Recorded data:
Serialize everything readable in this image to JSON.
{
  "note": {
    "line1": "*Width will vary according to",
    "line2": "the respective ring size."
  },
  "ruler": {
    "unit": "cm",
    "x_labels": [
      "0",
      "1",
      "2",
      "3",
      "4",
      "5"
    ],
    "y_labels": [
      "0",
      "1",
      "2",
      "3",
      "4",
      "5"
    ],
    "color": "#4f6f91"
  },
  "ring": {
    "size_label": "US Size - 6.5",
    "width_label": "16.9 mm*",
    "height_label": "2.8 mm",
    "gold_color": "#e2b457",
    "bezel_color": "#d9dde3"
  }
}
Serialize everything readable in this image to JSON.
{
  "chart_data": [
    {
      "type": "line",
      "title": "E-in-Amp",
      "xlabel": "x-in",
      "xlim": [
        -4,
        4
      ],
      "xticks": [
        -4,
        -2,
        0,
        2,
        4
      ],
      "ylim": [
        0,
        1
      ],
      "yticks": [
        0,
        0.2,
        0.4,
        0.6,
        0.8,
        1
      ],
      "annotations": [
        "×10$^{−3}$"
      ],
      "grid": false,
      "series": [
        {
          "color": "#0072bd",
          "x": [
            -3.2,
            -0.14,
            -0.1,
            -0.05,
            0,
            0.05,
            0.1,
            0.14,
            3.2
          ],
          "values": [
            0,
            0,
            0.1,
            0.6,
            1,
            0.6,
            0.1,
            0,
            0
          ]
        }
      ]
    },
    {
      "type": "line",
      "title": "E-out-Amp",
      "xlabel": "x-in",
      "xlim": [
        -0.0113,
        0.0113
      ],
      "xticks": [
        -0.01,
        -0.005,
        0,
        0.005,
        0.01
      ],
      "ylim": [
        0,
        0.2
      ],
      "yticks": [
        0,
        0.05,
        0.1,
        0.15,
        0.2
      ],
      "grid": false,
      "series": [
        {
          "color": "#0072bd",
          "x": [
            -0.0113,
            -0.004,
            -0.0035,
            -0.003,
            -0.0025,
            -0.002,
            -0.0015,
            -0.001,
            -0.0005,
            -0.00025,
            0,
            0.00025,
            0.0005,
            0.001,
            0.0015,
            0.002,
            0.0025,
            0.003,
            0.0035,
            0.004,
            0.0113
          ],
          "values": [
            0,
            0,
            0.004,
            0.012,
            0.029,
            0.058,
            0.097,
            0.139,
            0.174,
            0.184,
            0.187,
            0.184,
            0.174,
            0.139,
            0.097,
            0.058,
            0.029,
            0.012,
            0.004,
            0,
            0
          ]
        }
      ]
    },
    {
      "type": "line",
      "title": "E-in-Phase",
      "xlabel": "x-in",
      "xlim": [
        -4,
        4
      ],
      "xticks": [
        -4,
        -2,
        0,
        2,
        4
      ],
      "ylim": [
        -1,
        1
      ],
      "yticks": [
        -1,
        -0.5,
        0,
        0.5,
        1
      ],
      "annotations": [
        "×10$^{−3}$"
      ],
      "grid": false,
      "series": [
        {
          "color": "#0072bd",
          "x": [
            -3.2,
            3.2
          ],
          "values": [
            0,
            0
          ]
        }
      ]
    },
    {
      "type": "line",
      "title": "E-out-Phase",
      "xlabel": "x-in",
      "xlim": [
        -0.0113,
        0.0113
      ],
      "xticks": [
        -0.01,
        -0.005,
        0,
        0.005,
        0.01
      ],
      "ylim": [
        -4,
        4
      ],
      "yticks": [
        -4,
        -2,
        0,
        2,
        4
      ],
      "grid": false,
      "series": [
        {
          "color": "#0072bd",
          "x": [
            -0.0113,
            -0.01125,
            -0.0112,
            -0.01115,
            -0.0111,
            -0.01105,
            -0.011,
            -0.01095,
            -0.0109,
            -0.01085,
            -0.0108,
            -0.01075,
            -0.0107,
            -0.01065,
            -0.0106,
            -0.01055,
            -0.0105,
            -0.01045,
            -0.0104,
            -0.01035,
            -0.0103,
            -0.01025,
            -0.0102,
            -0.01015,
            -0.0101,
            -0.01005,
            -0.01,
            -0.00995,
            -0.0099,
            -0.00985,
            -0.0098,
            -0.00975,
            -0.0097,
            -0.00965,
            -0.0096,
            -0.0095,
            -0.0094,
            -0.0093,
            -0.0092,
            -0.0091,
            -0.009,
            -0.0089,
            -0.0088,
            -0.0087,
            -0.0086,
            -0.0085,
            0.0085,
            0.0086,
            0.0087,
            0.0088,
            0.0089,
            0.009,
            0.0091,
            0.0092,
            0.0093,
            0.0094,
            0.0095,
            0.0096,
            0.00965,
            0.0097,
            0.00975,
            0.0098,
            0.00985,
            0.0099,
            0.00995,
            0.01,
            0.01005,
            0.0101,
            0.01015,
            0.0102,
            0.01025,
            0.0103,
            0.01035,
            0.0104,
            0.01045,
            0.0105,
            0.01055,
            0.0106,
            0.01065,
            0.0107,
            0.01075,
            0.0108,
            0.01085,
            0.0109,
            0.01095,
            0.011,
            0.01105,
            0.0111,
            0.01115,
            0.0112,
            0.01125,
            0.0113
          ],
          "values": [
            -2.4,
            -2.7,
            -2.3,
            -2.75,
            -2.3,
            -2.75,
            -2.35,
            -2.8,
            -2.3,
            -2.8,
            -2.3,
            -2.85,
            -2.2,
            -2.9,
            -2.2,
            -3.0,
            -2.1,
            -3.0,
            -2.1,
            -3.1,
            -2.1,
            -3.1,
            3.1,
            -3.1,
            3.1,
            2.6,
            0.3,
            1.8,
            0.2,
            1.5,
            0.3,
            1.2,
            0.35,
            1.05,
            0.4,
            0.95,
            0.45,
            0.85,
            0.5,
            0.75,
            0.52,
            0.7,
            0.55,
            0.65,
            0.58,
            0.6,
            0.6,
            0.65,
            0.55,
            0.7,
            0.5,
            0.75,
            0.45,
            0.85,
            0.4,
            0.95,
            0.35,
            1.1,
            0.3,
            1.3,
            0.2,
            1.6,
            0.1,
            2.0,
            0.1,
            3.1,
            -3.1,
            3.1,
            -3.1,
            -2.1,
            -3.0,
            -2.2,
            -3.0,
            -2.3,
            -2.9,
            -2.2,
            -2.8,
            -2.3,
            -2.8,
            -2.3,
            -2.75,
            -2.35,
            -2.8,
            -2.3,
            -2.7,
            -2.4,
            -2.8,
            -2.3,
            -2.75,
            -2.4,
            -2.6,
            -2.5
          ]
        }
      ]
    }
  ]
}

Aim of the exercise:
Every entry should be printed again exactly as it stands.

Reply:
Serialize everything readable in this image to JSON.
{
  "note": {
    "line1": "*Width will vary according to",
    "line2": "the respective ring size."
  },
  "ruler": {
    "unit": "cm",
    "x_labels": [
      "0",
      "1",
      "2",
      "3",
      "4",
      "5"
    ],
    "y_labels": [
      "0",
      "1",
      "2",
      "3",
      "4",
      "5"
    ],
    "color": "#4f6f91"
  },
  "ring": {
    "size_label": "US Size - 6.5",
    "width_label": "16.9 mm*",
    "height_label": "2.8 mm",
    "gold_color": "#e2b457",
    "bezel_color": "#d9dde3"
  }
}
Serialize everything readable in this image to JSON.
{
  "chart_data": [
    {
      "type": "line",
      "title": "E-in-Amp",
      "xlabel": "x-in",
      "xlim": [
        -4,
        4
      ],
      "xticks": [
        -4,
        -2,
        0,
        2,
        4
      ],
      "ylim": [
        0,
        1
      ],
      "yticks": [
        0,
        0.2,
        0.4,
        0.6,
        0.8,
        1
      ],
      "annotations": [
        "×10$^{−3}$"
      ],
      "grid": false,
      "series": [
        {
          "color": "#0072bd",
          "x": [
            -3.2,
            -0.14,
            -0.1,
            -0.05,
            0,
            0.05,
            0.1,
            0.14,
            3.2
          ],
          "values": [
            0,
            0,
            0.1,
            0.6,
            1,
            0.6,
            0.1,
            0,
            0
          ]
        }
      ]
    },
    {
      "type": "line",
      "title": "E-out-Amp",
      "xlabel": "x-in",
      "xlim": [
        -0.0113,
        0.0113
      ],
      "xticks": [
        -0.01,
        -0.005,
        0,
        0.005,
        0.01
      ],
      "ylim": [
        0,
        0.2
      ],
      "yticks": [
        0,
        0.05,
        0.1,
        0.15,
        0.2
      ],
      "grid": false,
      "series": [
        {
          "color": "#0072bd",
          "x": [
            -0.0113,
            -0.004,
            -0.0035,
            -0.003,
            -0.0025,
            -0.002,
            -0.0015,
            -0.001,
            -0.0005,
            -0.00025,
            0,
            0.00025,
            0.0005,
            0.001,
            0.0015,
            0.002,
            0.0025,
            0.003,
            0.0035,
            0.004,
            0.0113
          ],
          "values": [
            0,
            0,
            0.004,
            0.012,
            0.029,
            0.058,
            0.097,
            0.139,
            0.174,
            0.184,
            0.187,
            0.184,
            0.174,
            0.139,
            0.097,
            0.058,
            0.029,
            0.012,
            0.004,
            0,
            0
          ]
        }
      ]
    },
    {
      "type": "line",
      "title": "E-in-Phase",
      "xlabel": "x-in",
      "xlim": [
        -4,
        4
      ],
      "xticks": [
        -4,
        -2,
        0,
        2,
        4
      ],
      "ylim": [
        -1,
        1
      ],
      "yticks": [
        -1,
        -0.5,
        0,
        0.5,
        1
      ],
      "annotations": [
        "×10$^{−3}$"
      ],
      "grid": false,
      "series": [
        {
          "color": "#0072bd",
          "x": [
            -3.2,
            3.2
          ],
          "values": [
            0,
            0
          ]
        }
      ]
    },
    {
      "type": "line",
      "title": "E-out-Phase",
      "xlabel": "x-in",
      "xlim": [
        -0.0113,
        0.0113
      ],
      "xticks": [
        -0.01,
        -0.005,
        0,
        0.005,
        0.01
      ],
      "ylim": [
        -4,
        4
      ],
      "yticks": [
        -4,
        -2,
        0,
        2,
        4
      ],
      "grid": false,
      "series": [
        {
          "color": "#0072bd",
          "x": [
            -0.0113,
            -0.01125,
            -0.0112,
            -0.01115,
            -0.0111,
            -0.01105,
            -0.011,
            -0.01095,
            -0.0109,
            -0.01085,
            -0.0108,
            -0.01075,
            -0.0107,
            -0.01065,
            -0.0106,
            -0.01055,
            -0.0105,
            -0.01045,
            -0.0104,
            -0.01035,
            -0.0103,
            -0.01025,
            -0.0102,
            -0.01015,
            -0.0101,
            -0.01005,
            -0.01,
            -0.00995,
            -0.0099,
            -0.00985,
            -0.0098,
            -0.00975,
            -0.0097,
            -0.00965,
            -0.0096,
            -0.0095,
            -0.0094,
            -0.0093,
            -0.0092,
            -0.0091,
            -0.009,
            -0.0089,
            -0.0088,
            -0.0087,
            -0.0086,
            -0.0085,
            0.0085,
            0.0086,
            0.0087,
            0.0088,
            0.0089,
            0.009,
            0.0091,
            0.0092,
            0.0093,
            0.0094,
            0.0095,
            0.0096,
            0.00965,
            0.0097,
            0.00975,
            0.0098,
            0.00985,
            0.0099,
            0.00995,
            0.01,
            0.01005,
            0.0101,
            0.01015,
            0.0102,
            0.01025,
            0.0103,
            0.01035,
            0.0104,
            0.01045,
            0.0105,
            0.01055,
            0.0106,
            0.01065,
            0.0107,
            0.01075,
            0.0108,
            0.01085,
            0.0109,
            0.01095,
            0.011,
            0.01105,
            0.0111,
            0.01115,
            0.0112,
            0.01125,
            0.0113
          ],
          "values": [
            -2.4,
            -2.7,
            -2.3,
            -2.75,
            -2.3,
            -2.75,
            -2.35,
            -2.8,
            -2.3,
            -2.8,
            -2.3,
            -2.85,
            -2.2,
            -2.9,
            -2.2,
            -3.0,
            -2.1,
            -3.0,
            -2.1,
            -3.1,
            -2.1,
            -3.1,
            3.1,
            -3.1,
            3.1,
            2.6,
            0.3,
            1.8,
            0.2,
            1.5,
            0.3,
            1.2,
            0.35,
            1.05,
            0.4,
            0.95,
            0.45,
            0.85,
            0.5,
            0.75,
            0.52,
            0.7,
            0.55,
            0.65,
            0.58,
            0.6,
            0.6,
            0.65,
            0.55,
            0.7,
            0.5,
            0.75,
            0.45,
            0.85,
            0.4,
            0.95,
            0.35,
            1.1,
            0.3,
            1.3,
            0.2,
            1.6,
            0.1,
            2.0,
            0.1,
            3.1,
            -3.1,
            3.1,
            -3.1,
            -2.1,
            -3.0,
            -2.2,
            -3.0,
            -2.3,
            -2.9,
            -2.2,
            -2.8,
            -2.3,
            -2.8,
            -2.3,
            -2.75,
            -2.35,
            -2.8,
            -2.3,
            -2.7,
            -2.4,
            -2.8,
            -2.3,
            -2.75,
            -2.4,
            -2.6,
            -2.5
          ]
        }
      ]
    }
  ]
}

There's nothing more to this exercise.